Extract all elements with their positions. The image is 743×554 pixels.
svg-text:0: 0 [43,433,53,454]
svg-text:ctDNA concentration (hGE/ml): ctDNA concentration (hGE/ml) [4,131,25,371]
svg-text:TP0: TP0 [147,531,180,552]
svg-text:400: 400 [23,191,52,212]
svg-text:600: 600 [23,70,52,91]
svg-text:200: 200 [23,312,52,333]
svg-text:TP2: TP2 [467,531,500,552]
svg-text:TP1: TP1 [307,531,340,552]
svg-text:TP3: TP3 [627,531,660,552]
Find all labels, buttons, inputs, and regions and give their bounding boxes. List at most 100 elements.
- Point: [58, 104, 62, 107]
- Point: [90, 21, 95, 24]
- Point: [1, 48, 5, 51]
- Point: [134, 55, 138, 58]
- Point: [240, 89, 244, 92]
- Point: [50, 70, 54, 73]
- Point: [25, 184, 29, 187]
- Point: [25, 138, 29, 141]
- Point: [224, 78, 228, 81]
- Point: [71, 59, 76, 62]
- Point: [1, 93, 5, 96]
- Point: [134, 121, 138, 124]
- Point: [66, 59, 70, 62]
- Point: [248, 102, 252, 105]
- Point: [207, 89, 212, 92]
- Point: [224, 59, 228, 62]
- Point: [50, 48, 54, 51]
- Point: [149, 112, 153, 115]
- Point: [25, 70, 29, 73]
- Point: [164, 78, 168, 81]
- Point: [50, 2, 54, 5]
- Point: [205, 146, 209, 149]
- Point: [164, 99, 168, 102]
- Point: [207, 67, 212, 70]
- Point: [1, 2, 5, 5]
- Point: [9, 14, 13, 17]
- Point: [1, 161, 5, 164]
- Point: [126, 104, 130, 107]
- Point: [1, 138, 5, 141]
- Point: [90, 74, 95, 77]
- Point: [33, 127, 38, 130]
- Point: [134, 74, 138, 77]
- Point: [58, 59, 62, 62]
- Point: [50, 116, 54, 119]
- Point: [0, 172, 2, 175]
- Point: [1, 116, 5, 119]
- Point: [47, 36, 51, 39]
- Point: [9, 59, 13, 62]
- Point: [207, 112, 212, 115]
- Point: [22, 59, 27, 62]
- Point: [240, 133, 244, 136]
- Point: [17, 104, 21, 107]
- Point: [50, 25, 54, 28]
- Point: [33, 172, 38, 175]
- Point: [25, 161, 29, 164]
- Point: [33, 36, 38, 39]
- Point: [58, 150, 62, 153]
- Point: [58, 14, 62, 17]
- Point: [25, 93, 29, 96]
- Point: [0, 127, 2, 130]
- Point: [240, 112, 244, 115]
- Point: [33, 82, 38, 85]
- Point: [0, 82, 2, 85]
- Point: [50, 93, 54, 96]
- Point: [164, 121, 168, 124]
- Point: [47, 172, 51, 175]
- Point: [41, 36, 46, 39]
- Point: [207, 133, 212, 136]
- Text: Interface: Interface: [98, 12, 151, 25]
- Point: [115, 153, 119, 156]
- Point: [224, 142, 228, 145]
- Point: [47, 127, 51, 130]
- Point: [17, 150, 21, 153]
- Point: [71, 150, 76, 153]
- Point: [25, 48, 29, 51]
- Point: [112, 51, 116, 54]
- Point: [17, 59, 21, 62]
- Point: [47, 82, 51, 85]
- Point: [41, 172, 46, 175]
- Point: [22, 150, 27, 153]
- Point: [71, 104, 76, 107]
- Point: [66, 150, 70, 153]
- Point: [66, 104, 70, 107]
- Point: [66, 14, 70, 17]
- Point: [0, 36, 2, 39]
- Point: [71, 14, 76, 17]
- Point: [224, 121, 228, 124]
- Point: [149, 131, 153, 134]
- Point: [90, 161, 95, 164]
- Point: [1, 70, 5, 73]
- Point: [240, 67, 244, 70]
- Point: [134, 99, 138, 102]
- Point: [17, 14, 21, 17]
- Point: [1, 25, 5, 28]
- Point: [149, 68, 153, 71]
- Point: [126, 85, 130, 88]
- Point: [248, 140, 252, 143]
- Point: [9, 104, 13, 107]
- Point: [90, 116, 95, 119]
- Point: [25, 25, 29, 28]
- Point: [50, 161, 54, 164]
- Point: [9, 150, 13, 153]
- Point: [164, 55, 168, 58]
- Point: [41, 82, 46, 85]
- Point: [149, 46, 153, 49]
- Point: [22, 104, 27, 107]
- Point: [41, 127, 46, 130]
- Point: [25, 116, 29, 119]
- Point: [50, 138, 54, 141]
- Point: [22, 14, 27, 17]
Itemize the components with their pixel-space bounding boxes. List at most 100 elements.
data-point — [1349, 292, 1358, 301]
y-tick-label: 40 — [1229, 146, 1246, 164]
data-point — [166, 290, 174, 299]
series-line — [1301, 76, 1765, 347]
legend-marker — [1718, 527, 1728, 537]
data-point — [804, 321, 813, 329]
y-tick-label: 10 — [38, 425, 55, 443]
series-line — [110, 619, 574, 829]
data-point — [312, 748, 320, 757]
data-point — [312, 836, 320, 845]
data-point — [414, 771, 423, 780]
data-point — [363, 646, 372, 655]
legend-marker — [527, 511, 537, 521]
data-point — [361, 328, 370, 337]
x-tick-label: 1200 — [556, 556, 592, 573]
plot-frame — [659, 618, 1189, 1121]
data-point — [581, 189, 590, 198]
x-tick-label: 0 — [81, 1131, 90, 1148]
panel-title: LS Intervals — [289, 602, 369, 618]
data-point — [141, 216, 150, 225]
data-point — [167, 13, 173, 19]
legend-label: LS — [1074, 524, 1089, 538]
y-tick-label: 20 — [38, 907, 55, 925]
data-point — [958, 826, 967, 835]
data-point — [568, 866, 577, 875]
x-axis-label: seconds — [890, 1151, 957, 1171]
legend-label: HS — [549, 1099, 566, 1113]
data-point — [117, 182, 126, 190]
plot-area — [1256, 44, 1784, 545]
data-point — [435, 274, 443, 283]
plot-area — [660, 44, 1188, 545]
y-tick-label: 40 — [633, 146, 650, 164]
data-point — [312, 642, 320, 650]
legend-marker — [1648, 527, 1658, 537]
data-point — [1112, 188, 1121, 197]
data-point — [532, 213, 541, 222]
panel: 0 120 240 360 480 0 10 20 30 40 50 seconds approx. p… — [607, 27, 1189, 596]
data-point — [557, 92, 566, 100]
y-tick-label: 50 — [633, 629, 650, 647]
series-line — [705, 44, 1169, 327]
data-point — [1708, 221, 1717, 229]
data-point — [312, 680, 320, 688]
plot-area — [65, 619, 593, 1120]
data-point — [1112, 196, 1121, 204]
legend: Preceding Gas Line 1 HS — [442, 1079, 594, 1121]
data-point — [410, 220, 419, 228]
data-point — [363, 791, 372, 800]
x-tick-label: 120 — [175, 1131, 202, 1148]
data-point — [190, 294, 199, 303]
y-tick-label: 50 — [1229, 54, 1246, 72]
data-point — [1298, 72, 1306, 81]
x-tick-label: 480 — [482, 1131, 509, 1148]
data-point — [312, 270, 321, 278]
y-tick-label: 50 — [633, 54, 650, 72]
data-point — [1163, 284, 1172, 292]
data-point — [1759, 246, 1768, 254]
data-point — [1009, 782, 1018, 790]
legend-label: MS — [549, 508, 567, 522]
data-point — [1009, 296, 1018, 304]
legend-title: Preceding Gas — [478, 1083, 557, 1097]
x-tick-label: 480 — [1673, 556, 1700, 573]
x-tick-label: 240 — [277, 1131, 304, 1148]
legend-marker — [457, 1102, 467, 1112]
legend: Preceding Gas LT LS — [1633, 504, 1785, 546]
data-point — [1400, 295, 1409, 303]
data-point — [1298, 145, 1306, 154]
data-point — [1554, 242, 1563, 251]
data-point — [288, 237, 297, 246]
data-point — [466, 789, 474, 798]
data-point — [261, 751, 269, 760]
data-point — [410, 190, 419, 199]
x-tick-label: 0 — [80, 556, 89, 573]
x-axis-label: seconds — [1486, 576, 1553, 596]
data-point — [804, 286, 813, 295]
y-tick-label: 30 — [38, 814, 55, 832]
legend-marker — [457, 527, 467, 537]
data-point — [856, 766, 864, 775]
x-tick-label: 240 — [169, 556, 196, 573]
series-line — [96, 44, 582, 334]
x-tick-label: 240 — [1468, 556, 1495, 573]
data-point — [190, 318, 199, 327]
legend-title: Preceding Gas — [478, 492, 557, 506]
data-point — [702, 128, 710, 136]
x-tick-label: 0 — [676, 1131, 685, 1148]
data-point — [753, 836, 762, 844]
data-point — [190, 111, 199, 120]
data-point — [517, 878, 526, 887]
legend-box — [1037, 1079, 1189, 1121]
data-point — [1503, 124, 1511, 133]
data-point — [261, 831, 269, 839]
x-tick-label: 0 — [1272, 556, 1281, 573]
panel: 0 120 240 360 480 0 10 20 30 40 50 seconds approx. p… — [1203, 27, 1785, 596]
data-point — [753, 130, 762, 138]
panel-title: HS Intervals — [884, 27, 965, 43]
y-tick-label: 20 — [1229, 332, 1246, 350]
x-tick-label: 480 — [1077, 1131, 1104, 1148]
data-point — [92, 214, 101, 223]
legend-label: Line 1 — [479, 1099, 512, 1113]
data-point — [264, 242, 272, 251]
------------
**AIM:**
Convert the rows above, from the first one up to and including the one with "svg-text:600: 600 [23,70,52,91]", into a Markdown table with the columns Index and Line, skipping any blank lines. Index should give each row's number and Line its text.

**CORRECT ANSWER:**
| Index | Line |
|---|---|
| 1 | Extract all elements with their positions. The image is 743×554 pixels. |
| 2 | svg-text:0: 0 [43,433,53,454] |
| 3 | svg-text:ctDNA concentration (hGE/ml): ctDNA concentration (hGE/ml) [4,131,25,371] |
| 4 | svg-text:TP0: TP0 [147,531,180,552] |
| 5 | svg-text:400: 400 [23,191,52,212] |
| 6 | svg-text:600: 600 [23,70,52,91] |